#### What to produce:
Recast the lines below as a Markdown table with the columns "Row" and "Line", numbering each row and skipping any blank lines. Omit the pictures from your answer.

Lines from a data source:

━━━

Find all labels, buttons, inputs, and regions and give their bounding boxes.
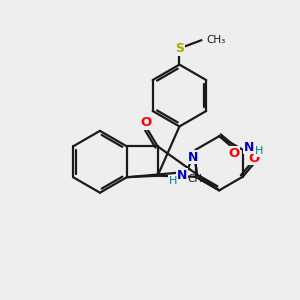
Text: N: N <box>188 151 199 164</box>
Text: O: O <box>228 147 239 160</box>
Text: N: N <box>244 141 254 154</box>
Text: CH₃: CH₃ <box>188 174 207 184</box>
Text: H: H <box>169 176 177 186</box>
Text: S: S <box>175 42 184 55</box>
Text: O: O <box>140 116 152 129</box>
Text: O: O <box>248 152 260 165</box>
Text: N: N <box>177 169 187 182</box>
Text: H: H <box>255 146 263 156</box>
Text: CH₃: CH₃ <box>207 35 226 45</box>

━━━

#### Right answer:
| Row | Line |
|---|---|
| 1 | Find all labels, buttons, inputs, and regions and give their bounding boxes. |
| 2 | Text: N: N <box>188 151 199 164</box> |
| 3 | Text: O: O <box>228 147 239 160</box> |
| 4 | Text: N: N <box>244 141 254 154</box> |
| 5 | Text: CH₃: CH₃ <box>188 174 207 184</box> |
| 6 | Text: H: H <box>169 176 177 186</box> |
| 7 | Text: S: S <box>175 42 184 55</box> |
| 8 | Text: O: O <box>140 116 152 129</box> |
| 9 | Text: O: O <box>248 152 260 165</box> |
| 10 | Text: N: N <box>177 169 187 182</box> |
| 11 | Text: H: H <box>255 146 263 156</box> |
| 12 | Text: CH₃: CH₃ <box>207 35 226 45</box> |